[Dataset items]
============

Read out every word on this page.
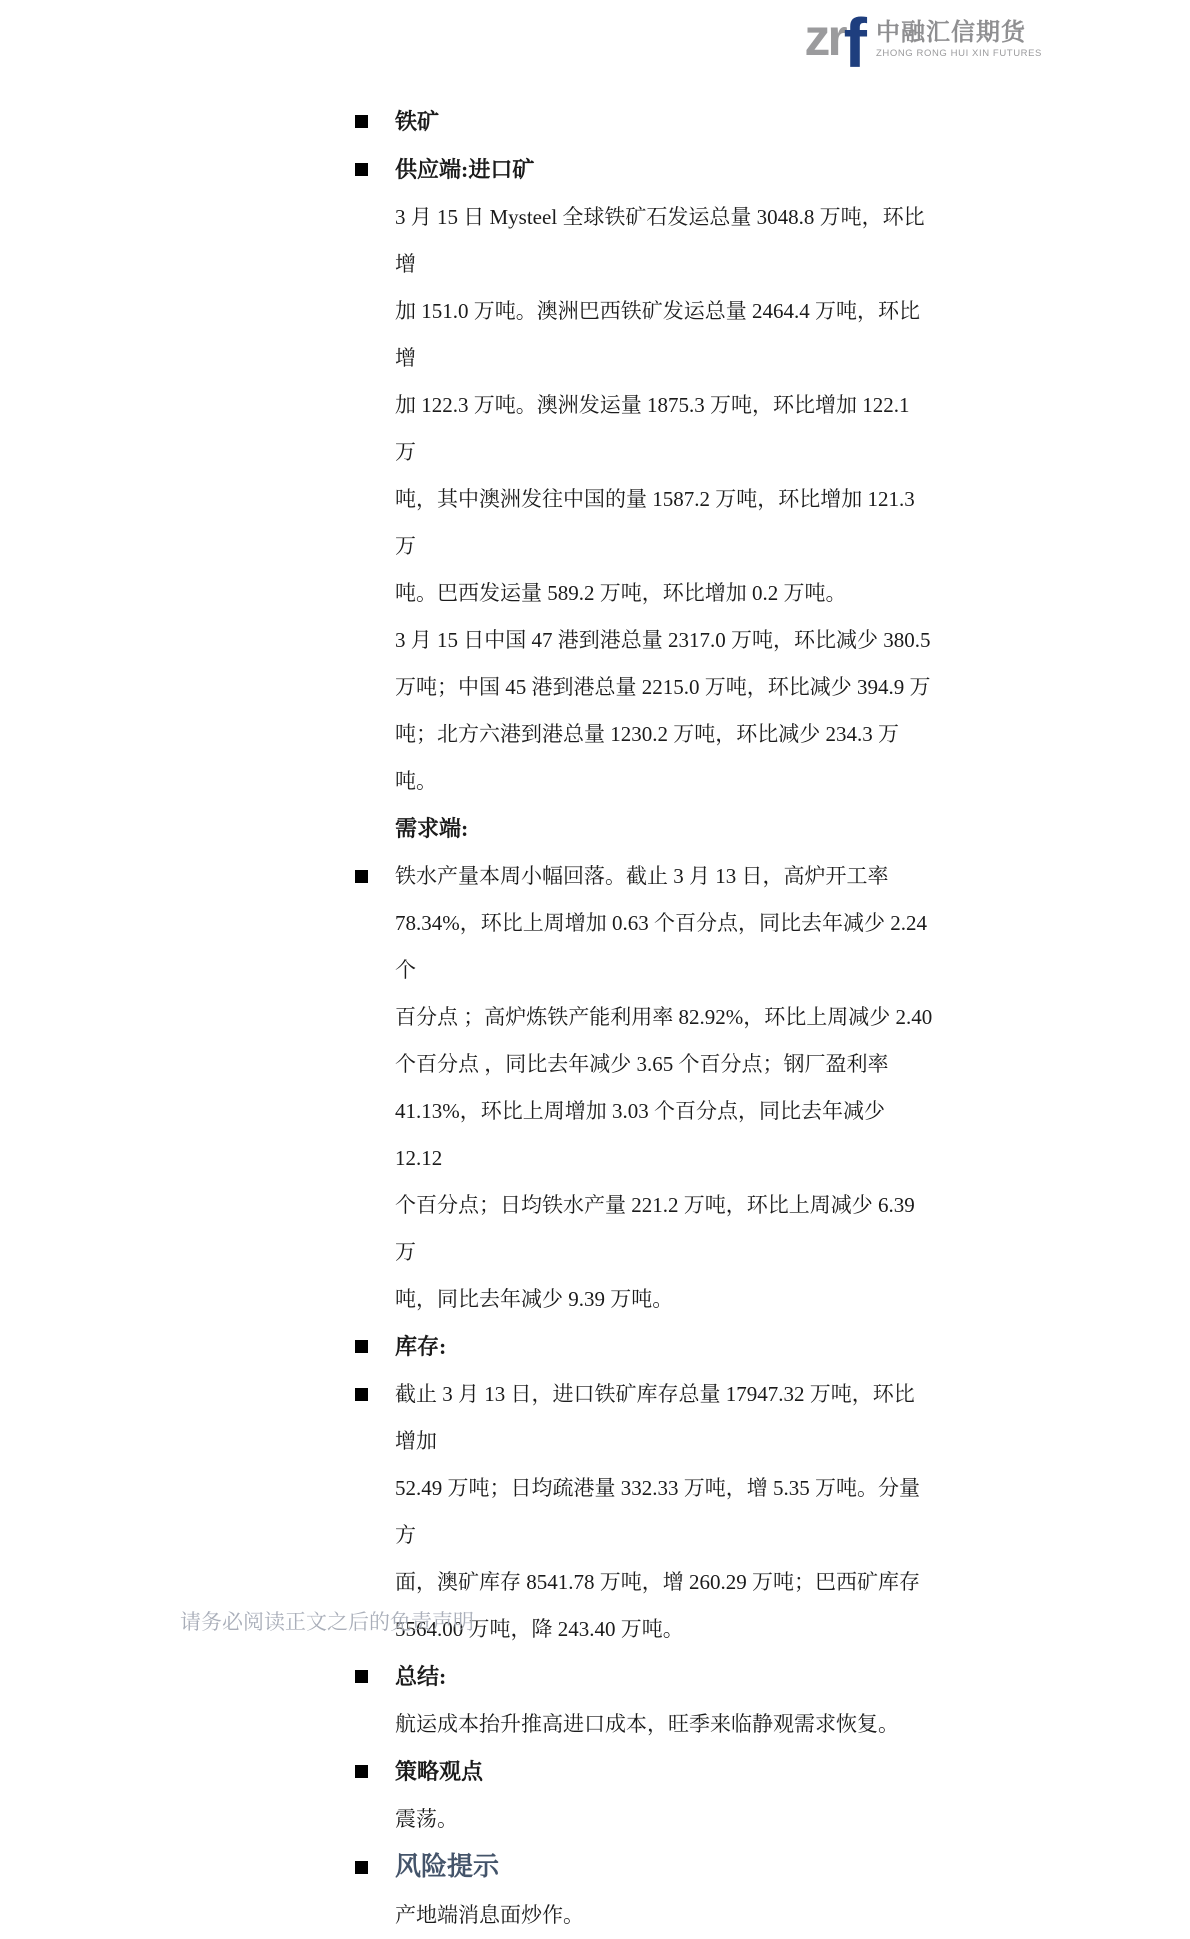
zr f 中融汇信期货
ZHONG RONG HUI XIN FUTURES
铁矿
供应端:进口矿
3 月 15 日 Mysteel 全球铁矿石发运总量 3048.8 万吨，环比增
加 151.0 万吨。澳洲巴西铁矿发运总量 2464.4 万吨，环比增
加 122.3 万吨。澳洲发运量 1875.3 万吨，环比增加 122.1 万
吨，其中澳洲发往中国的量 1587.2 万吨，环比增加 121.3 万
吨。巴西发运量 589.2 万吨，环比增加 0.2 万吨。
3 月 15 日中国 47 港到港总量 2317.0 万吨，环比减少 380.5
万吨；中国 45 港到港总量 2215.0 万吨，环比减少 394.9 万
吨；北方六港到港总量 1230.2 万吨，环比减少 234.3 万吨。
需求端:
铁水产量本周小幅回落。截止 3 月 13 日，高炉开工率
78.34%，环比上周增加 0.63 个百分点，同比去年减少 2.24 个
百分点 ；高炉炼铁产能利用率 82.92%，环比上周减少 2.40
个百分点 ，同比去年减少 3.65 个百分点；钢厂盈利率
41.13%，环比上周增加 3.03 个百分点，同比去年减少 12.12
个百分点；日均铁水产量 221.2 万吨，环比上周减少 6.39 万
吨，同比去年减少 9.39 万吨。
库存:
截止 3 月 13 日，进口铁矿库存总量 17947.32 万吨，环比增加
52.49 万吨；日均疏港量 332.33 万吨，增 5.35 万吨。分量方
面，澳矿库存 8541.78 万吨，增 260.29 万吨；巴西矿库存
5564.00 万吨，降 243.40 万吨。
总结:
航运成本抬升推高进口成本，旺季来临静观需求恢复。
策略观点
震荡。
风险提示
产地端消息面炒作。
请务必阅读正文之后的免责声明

============

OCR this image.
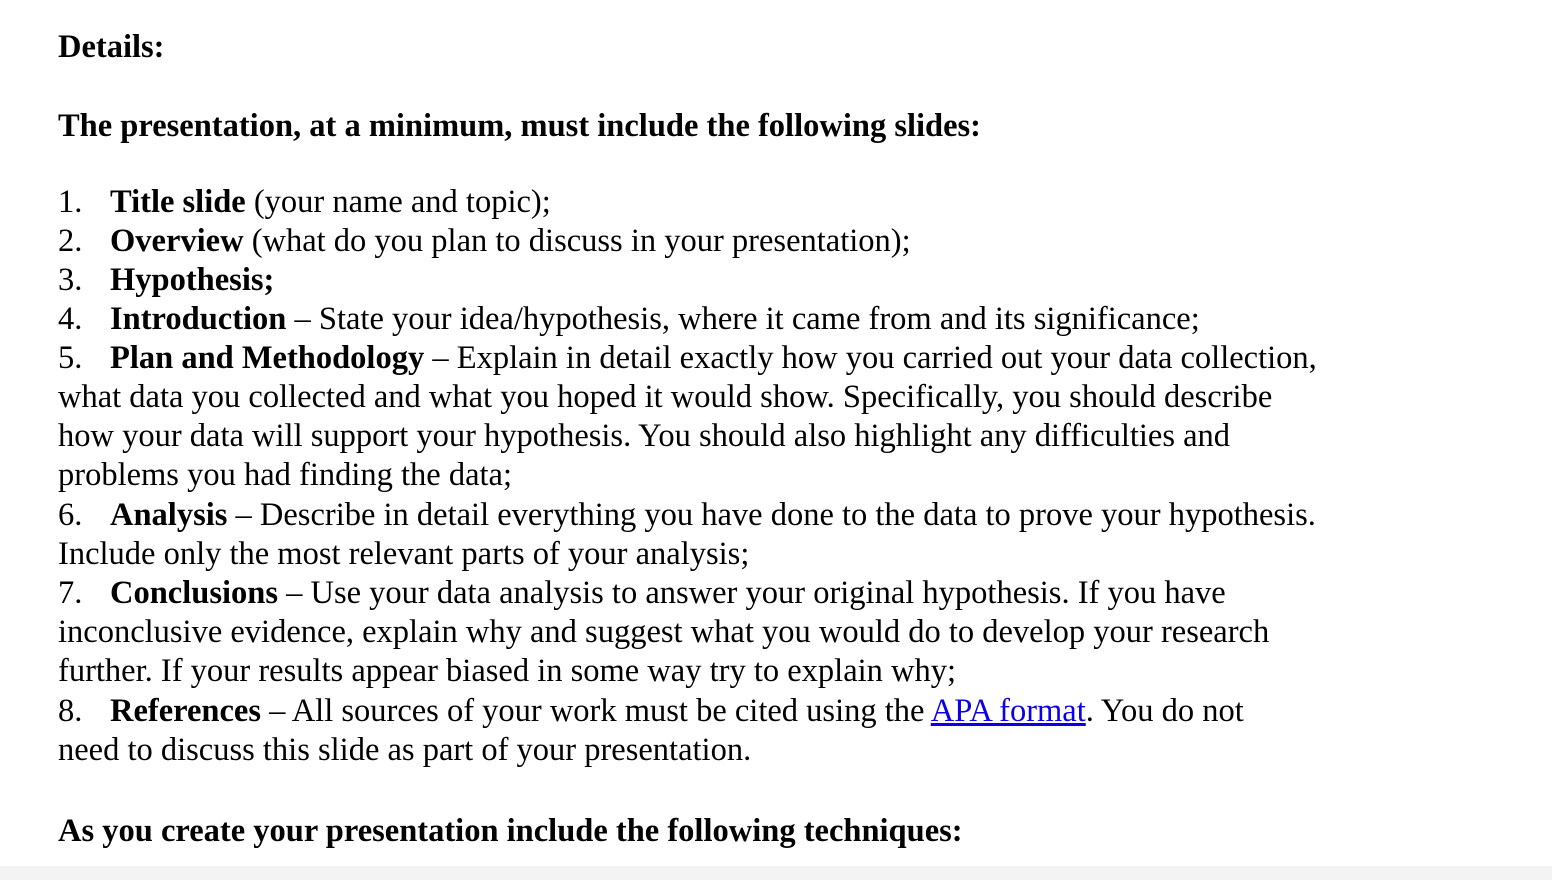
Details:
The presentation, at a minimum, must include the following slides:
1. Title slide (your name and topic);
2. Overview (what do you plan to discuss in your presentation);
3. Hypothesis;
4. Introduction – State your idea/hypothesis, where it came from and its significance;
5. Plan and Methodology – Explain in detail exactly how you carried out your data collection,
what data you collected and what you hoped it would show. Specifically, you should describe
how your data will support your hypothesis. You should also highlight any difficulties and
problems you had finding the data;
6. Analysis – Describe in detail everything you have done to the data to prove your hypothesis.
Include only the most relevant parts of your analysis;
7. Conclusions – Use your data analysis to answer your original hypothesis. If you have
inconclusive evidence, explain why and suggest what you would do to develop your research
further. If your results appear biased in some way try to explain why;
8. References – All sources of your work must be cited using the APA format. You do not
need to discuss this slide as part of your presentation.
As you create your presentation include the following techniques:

============

▶ **Exercise brief**:
Of the lines in the material above, state how many contain the string "个百分点"; give no other text.

▶ **Answer to this task**:
4